Without the pictures, output the records below word for word.

(Collected data)
================

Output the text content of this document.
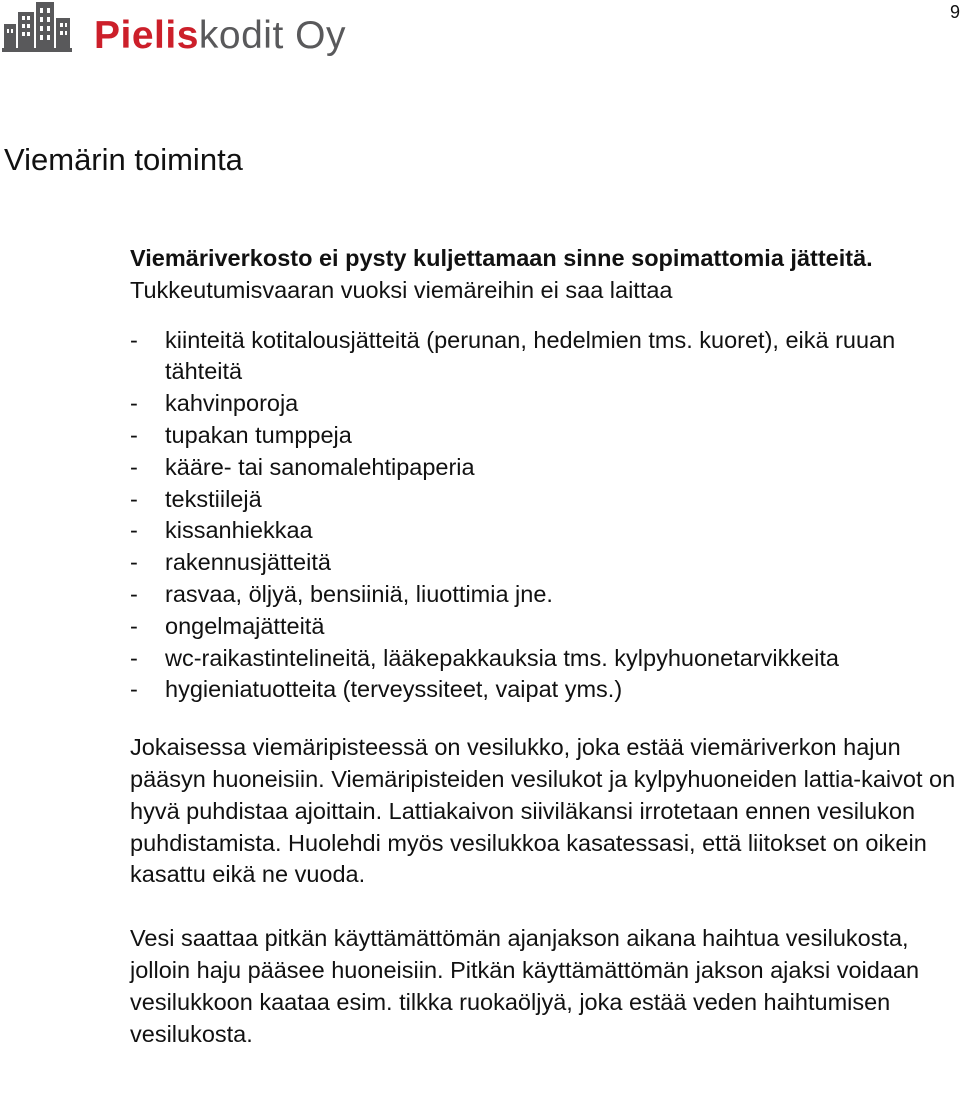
Pieliskodit Oy
9
Viemärin toiminta

Viemäriverkosto ei pysty kuljettamaan sinne sopimattomia jätteitä. Tukkeutumisvaaran vuoksi viemäreihin ei saa laittaa

- kiinteitä kotitalousjätteitä (perunan, hedelmien tms. kuoret), eikä ruuan tähteitä
- kahvinporoja
- tupakan tumppeja
- kääre- tai sanomalehtipaperia
- tekstiilejä
- kissanhiekkaa
- rakennusjätteitä
- rasvaa, öljyä, bensiiniä, liuottimia jne.
- ongelmajätteitä
- wc-raikastintelineitä, lääkepakkauksia tms. kylpyhuonetarvikkeita
- hygieniatuotteita (terveyssiteet, vaipat yms.)

Jokaisessa viemäripisteessä on vesilukko, joka estää viemäriverkon hajun pääsyn huoneisiin. Viemäripisteiden vesilukot ja kylpyhuoneiden lattia-kaivot on hyvä puhdistaa ajoittain. Lattiakaivon siiviläkansi irrotetaan ennen vesilukon puhdistamista. Huolehdi myös vesilukkoa kasatessasi, että liitokset on oikein kasattu eikä ne vuoda.

Vesi saattaa pitkän käyttämättömän ajanjakson aikana haihtua vesilukosta, jolloin haju pääsee huoneisiin. Pitkän käyttämättömän jakson ajaksi voidaan vesilukkoon kaatаa esim. tilkka ruokaöljyä, joka estää veden haihtumisen vesilukosta.
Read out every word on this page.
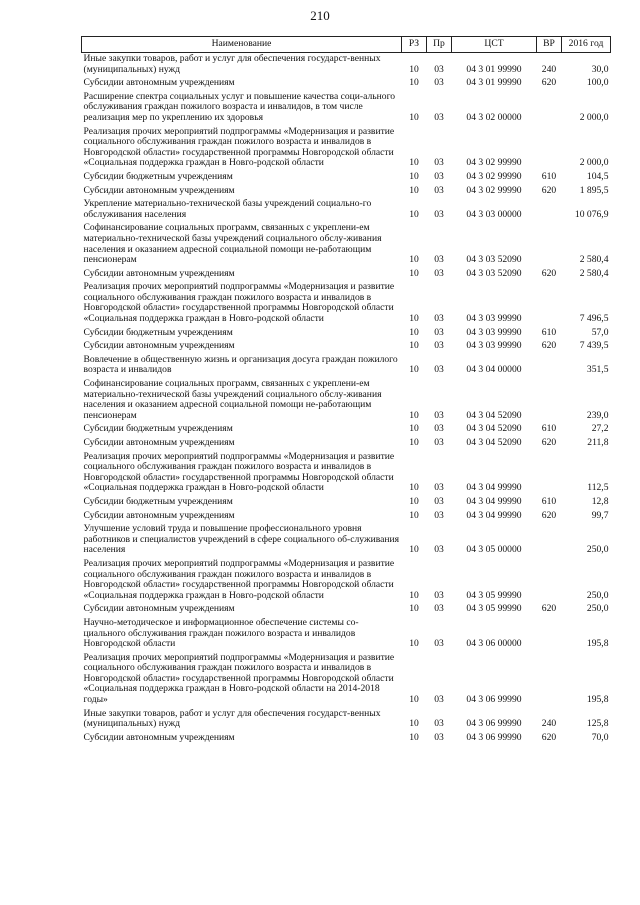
210
Наименование	РЗ	Пр	ЦСТ	ВР	2016 год
Иные закупки товаров, работ и услуг для обеспечения государст-венных (муниципальных) нужд	10	03	04 3 01 99990	240	30,0
Субсидии автономным учреждениям	10	03	04 3 01 99990	620	100,0
Расширение спектра социальных услуг и повышение качества соци-ального обслуживания граждан пожилого возраста и инвалидов, в том числе реализация мер по укреплению их здоровья	10	03	04 3 02 00000		2 000,0
Реализация прочих мероприятий подпрограммы «Модернизация и развитие социального обслуживания граждан пожилого возраста и инвалидов в Новгородской области» государственной программы Новгородской области «Социальная поддержка граждан в Новго-родской области	10	03	04 3 02 99990		2 000,0
Субсидии бюджетным учреждениям	10	03	04 3 02 99990	610	104,5
Субсидии автономным учреждениям	10	03	04 3 02 99990	620	1 895,5
Укрепление материально-технической базы учреждений социально-го обслуживания населения	10	03	04 3 03 00000		10 076,9
Софинансирование социальных программ, связанных с укреплени-ем материально-технической базы учреждений социального обслу-живания населения и оказанием адресной социальной помощи не-работающим пенсионерам	10	03	04 3 03 52090		2 580,4
Субсидии автономным учреждениям	10	03	04 3 03 52090	620	2 580,4
Реализация прочих мероприятий подпрограммы «Модернизация и развитие социального обслуживания граждан пожилого возраста и инвалидов в Новгородской области» государственной программы Новгородской области «Социальная поддержка граждан в Новго-родской области	10	03	04 3 03 99990		7 496,5
Субсидии бюджетным учреждениям	10	03	04 3 03 99990	610	57,0
Субсидии автономным учреждениям	10	03	04 3 03 99990	620	7 439,5
Вовлечение в общественную жизнь и организация досуга граждан пожилого возраста и инвалидов	10	03	04 3 04 00000		351,5
Софинансирование социальных программ, связанных с укреплени-ем материально-технической базы учреждений социального обслу-живания населения и оказанием адресной социальной помощи не-работающим пенсионерам	10	03	04 3 04 52090		239,0
Субсидии бюджетным учреждениям	10	03	04 3 04 52090	610	27,2
Субсидии автономным учреждениям	10	03	04 3 04 52090	620	211,8
Реализация прочих мероприятий подпрограммы «Модернизация и развитие социального обслуживания граждан пожилого возраста и инвалидов в Новгородской области» государственной программы Новгородской области «Социальная поддержка граждан в Новго-родской области	10	03	04 3 04 99990		112,5
Субсидии бюджетным учреждениям	10	03	04 3 04 99990	610	12,8
Субсидии автономным учреждениям	10	03	04 3 04 99990	620	99,7
Улучшение условий труда и повышение профессионального уровня работников и специалистов учреждений в сфере социального об-служивания населения	10	03	04 3 05 00000		250,0
Реализация прочих мероприятий подпрограммы «Модернизация и развитие социального обслуживания граждан пожилого возраста и инвалидов в Новгородской области» государственной программы Новгородской области «Социальная поддержка граждан в Новго-родской области	10	03	04 3 05 99990		250,0
Субсидии автономным учреждениям	10	03	04 3 05 99990	620	250,0
Научно-методическое и информационное обеспечение системы со-циального обслуживания граждан пожилого возраста и инвалидов Новгородской области	10	03	04 3 06 00000		195,8
Реализация прочих мероприятий подпрограммы «Модернизация и развитие социального обслуживания граждан пожилого возраста и инвалидов в Новгородской области» государственной программы Новгородской области «Социальная поддержка граждан в Новго-родской области на 2014-2018 годы»	10	03	04 3 06 99990		195,8
Иные закупки товаров, работ и услуг для обеспечения государст-венных (муниципальных) нужд	10	03	04 3 06 99990	240	125,8
Субсидии автономным учреждениям	10	03	04 3 06 99990	620	70,0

================

▸ **Reply**:
Output the text content of this document.
Pieliskodit Oy
9
Viemärin toiminta

Viemäriverkosto ei pysty kuljettamaan sinne sopimattomia jätteitä. Tukkeutumisvaaran vuoksi viemäreihin ei saa laittaa

- kiinteitä kotitalousjätteitä (perunan, hedelmien tms. kuoret), eikä ruuan tähteitä
- kahvinporoja
- tupakan tumppeja
- kääre- tai sanomalehtipaperia
- tekstiilejä
- kissanhiekkaa
- rakennusjätteitä
- rasvaa, öljyä, bensiiniä, liuottimia jne.
- ongelmajätteitä
- wc-raikastintelineitä, lääkepakkauksia tms. kylpyhuonetarvikkeita
- hygieniatuotteita (terveyssiteet, vaipat yms.)

Jokaisessa viemäripisteessä on vesilukko, joka estää viemäriverkon hajun pääsyn huoneisiin. Viemäripisteiden vesilukot ja kylpyhuoneiden lattia-kaivot on hyvä puhdistaa ajoittain. Lattiakaivon siiviläkansi irrotetaan ennen vesilukon puhdistamista. Huolehdi myös vesilukkoa kasatessasi, että liitokset on oikein kasattu eikä ne vuoda.

Vesi saattaa pitkän käyttämättömän ajanjakson aikana haihtua vesilukosta, jolloin haju pääsee huoneisiin. Pitkän käyttämättömän jakson ajaksi voidaan vesilukkoon kaatаa esim. tilkka ruokaöljyä, joka estää veden haihtumisen vesilukosta.
Read out every word on this page.
210
Наименование	РЗ	Пр	ЦСТ	ВР	2016 год
Иные закупки товаров, работ и услуг для обеспечения государст-венных (муниципальных) нужд	10	03	04 3 01 99990	240	30,0
Субсидии автономным учреждениям	10	03	04 3 01 99990	620	100,0
Расширение спектра социальных услуг и повышение качества соци-ального обслуживания граждан пожилого возраста и инвалидов, в том числе реализация мер по укреплению их здоровья	10	03	04 3 02 00000		2 000,0
Реализация прочих мероприятий подпрограммы «Модернизация и развитие социального обслуживания граждан пожилого возраста и инвалидов в Новгородской области» государственной программы Новгородской области «Социальная поддержка граждан в Новго-родской области	10	03	04 3 02 99990		2 000,0
Субсидии бюджетным учреждениям	10	03	04 3 02 99990	610	104,5
Субсидии автономным учреждениям	10	03	04 3 02 99990	620	1 895,5
Укрепление материально-технической базы учреждений социально-го обслуживания населения	10	03	04 3 03 00000		10 076,9
Софинансирование социальных программ, связанных с укреплени-ем материально-технической базы учреждений социального обслу-живания населения и оказанием адресной социальной помощи не-работающим пенсионерам	10	03	04 3 03 52090		2 580,4
Субсидии автономным учреждениям	10	03	04 3 03 52090	620	2 580,4
Реализация прочих мероприятий подпрограммы «Модернизация и развитие социального обслуживания граждан пожилого возраста и инвалидов в Новгородской области» государственной программы Новгородской области «Социальная поддержка граждан в Новго-родской области	10	03	04 3 03 99990		7 496,5
Субсидии бюджетным учреждениям	10	03	04 3 03 99990	610	57,0
Субсидии автономным учреждениям	10	03	04 3 03 99990	620	7 439,5
Вовлечение в общественную жизнь и организация досуга граждан пожилого возраста и инвалидов	10	03	04 3 04 00000		351,5
Софинансирование социальных программ, связанных с укреплени-ем материально-технической базы учреждений социального обслу-живания населения и оказанием адресной социальной помощи не-работающим пенсионерам	10	03	04 3 04 52090		239,0
Субсидии бюджетным учреждениям	10	03	04 3 04 52090	610	27,2
Субсидии автономным учреждениям	10	03	04 3 04 52090	620	211,8
Реализация прочих мероприятий подпрограммы «Модернизация и развитие социального обслуживания граждан пожилого возраста и инвалидов в Новгородской области» государственной программы Новгородской области «Социальная поддержка граждан в Новго-родской области	10	03	04 3 04 99990		112,5
Субсидии бюджетным учреждениям	10	03	04 3 04 99990	610	12,8
Субсидии автономным учреждениям	10	03	04 3 04 99990	620	99,7
Улучшение условий труда и повышение профессионального уровня работников и специалистов учреждений в сфере социального об-служивания населения	10	03	04 3 05 00000		250,0
Реализация прочих мероприятий подпрограммы «Модернизация и развитие социального обслуживания граждан пожилого возраста и инвалидов в Новгородской области» государственной программы Новгородской области «Социальная поддержка граждан в Новго-родской области	10	03	04 3 05 99990		250,0
Субсидии автономным учреждениям	10	03	04 3 05 99990	620	250,0
Научно-методическое и информационное обеспечение системы со-циального обслуживания граждан пожилого возраста и инвалидов Новгородской области	10	03	04 3 06 00000		195,8
Реализация прочих мероприятий подпрограммы «Модернизация и развитие социального обслуживания граждан пожилого возраста и инвалидов в Новгородской области» государственной программы Новгородской области «Социальная поддержка граждан в Новго-родской области на 2014-2018 годы»	10	03	04 3 06 99990		195,8
Иные закупки товаров, работ и услуг для обеспечения государст-венных (муниципальных) нужд	10	03	04 3 06 99990	240	125,8
Субсидии автономным учреждениям	10	03	04 3 06 99990	620	70,0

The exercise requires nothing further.